YOUR INSTRUCTIONS: All records below must be retyped exactly.
* BEGIN MATERIAL SHOWN *
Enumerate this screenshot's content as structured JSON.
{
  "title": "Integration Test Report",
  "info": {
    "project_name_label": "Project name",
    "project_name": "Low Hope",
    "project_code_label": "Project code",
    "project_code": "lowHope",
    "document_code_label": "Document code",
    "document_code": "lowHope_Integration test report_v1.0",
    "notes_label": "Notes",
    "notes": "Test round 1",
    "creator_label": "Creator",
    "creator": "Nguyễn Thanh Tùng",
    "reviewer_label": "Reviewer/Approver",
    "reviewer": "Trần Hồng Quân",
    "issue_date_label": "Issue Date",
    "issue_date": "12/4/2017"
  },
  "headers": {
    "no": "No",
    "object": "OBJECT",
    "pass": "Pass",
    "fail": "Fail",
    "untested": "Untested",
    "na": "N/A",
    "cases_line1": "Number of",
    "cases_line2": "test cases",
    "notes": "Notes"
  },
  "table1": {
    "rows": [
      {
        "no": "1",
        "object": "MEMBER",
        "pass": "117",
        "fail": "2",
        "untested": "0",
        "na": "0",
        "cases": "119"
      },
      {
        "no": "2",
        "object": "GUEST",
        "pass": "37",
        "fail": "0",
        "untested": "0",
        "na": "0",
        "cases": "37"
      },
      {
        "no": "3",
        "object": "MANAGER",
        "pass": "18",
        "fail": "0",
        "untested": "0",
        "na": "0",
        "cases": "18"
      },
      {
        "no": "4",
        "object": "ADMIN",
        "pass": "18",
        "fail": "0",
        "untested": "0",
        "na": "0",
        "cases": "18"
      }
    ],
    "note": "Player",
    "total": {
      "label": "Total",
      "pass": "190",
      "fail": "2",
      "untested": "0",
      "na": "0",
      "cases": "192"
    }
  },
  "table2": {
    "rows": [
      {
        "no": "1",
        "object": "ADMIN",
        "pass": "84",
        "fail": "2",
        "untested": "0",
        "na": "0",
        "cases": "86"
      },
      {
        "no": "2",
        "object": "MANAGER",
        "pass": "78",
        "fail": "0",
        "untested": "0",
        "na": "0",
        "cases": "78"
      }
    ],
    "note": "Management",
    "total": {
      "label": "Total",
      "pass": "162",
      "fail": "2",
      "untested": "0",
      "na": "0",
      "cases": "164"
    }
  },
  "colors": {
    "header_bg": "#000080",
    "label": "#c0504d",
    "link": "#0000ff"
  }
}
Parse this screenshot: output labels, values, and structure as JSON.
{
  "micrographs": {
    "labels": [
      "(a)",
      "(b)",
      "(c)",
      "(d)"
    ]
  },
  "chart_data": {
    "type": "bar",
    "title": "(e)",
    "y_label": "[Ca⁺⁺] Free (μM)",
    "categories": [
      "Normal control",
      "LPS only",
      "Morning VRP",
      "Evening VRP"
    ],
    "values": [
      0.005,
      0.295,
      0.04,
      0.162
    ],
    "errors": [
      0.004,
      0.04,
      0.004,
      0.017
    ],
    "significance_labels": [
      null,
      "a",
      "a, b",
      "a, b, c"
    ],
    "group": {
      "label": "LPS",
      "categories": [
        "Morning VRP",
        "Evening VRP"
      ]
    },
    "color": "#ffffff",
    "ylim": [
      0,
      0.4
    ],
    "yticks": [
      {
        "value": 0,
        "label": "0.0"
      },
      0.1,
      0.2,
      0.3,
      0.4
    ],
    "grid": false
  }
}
* END MATERIAL SHOWN *
SOLVED EXERCISE:
Enumerate this screenshot's content as structured JSON.
{
  "title": "Integration Test Report",
  "info": {
    "project_name_label": "Project name",
    "project_name": "Low Hope",
    "project_code_label": "Project code",
    "project_code": "lowHope",
    "document_code_label": "Document code",
    "document_code": "lowHope_Integration test report_v1.0",
    "notes_label": "Notes",
    "notes": "Test round 1",
    "creator_label": "Creator",
    "creator": "Nguyễn Thanh Tùng",
    "reviewer_label": "Reviewer/Approver",
    "reviewer": "Trần Hồng Quân",
    "issue_date_label": "Issue Date",
    "issue_date": "12/4/2017"
  },
  "headers": {
    "no": "No",
    "object": "OBJECT",
    "pass": "Pass",
    "fail": "Fail",
    "untested": "Untested",
    "na": "N/A",
    "cases_line1": "Number of",
    "cases_line2": "test cases",
    "notes": "Notes"
  },
  "table1": {
    "rows": [
      {
        "no": "1",
        "object": "MEMBER",
        "pass": "117",
        "fail": "2",
        "untested": "0",
        "na": "0",
        "cases": "119"
      },
      {
        "no": "2",
        "object": "GUEST",
        "pass": "37",
        "fail": "0",
        "untested": "0",
        "na": "0",
        "cases": "37"
      },
      {
        "no": "3",
        "object": "MANAGER",
        "pass": "18",
        "fail": "0",
        "untested": "0",
        "na": "0",
        "cases": "18"
      },
      {
        "no": "4",
        "object": "ADMIN",
        "pass": "18",
        "fail": "0",
        "untested": "0",
        "na": "0",
        "cases": "18"
      }
    ],
    "note": "Player",
    "total": {
      "label": "Total",
      "pass": "190",
      "fail": "2",
      "untested": "0",
      "na": "0",
      "cases": "192"
    }
  },
  "table2": {
    "rows": [
      {
        "no": "1",
        "object": "ADMIN",
        "pass": "84",
        "fail": "2",
        "untested": "0",
        "na": "0",
        "cases": "86"
      },
      {
        "no": "2",
        "object": "MANAGER",
        "pass": "78",
        "fail": "0",
        "untested": "0",
        "na": "0",
        "cases": "78"
      }
    ],
    "note": "Management",
    "total": {
      "label": "Total",
      "pass": "162",
      "fail": "2",
      "untested": "0",
      "na": "0",
      "cases": "164"
    }
  },
  "colors": {
    "header_bg": "#000080",
    "label": "#c0504d",
    "link": "#0000ff"
  }
}
Parse this screenshot: output labels, values, and structure as JSON.
{
  "micrographs": {
    "labels": [
      "(a)",
      "(b)",
      "(c)",
      "(d)"
    ]
  },
  "chart_data": {
    "type": "bar",
    "title": "(e)",
    "y_label": "[Ca⁺⁺] Free (μM)",
    "categories": [
      "Normal control",
      "LPS only",
      "Morning VRP",
      "Evening VRP"
    ],
    "values": [
      0.005,
      0.295,
      0.04,
      0.162
    ],
    "errors": [
      0.004,
      0.04,
      0.004,
      0.017
    ],
    "significance_labels": [
      null,
      "a",
      "a, b",
      "a, b, c"
    ],
    "group": {
      "label": "LPS",
      "categories": [
        "Morning VRP",
        "Evening VRP"
      ]
    },
    "color": "#ffffff",
    "ylim": [
      0,
      0.4
    ],
    "yticks": [
      {
        "value": 0,
        "label": "0.0"
      },
      0.1,
      0.2,
      0.3,
      0.4
    ],
    "grid": false
  }
}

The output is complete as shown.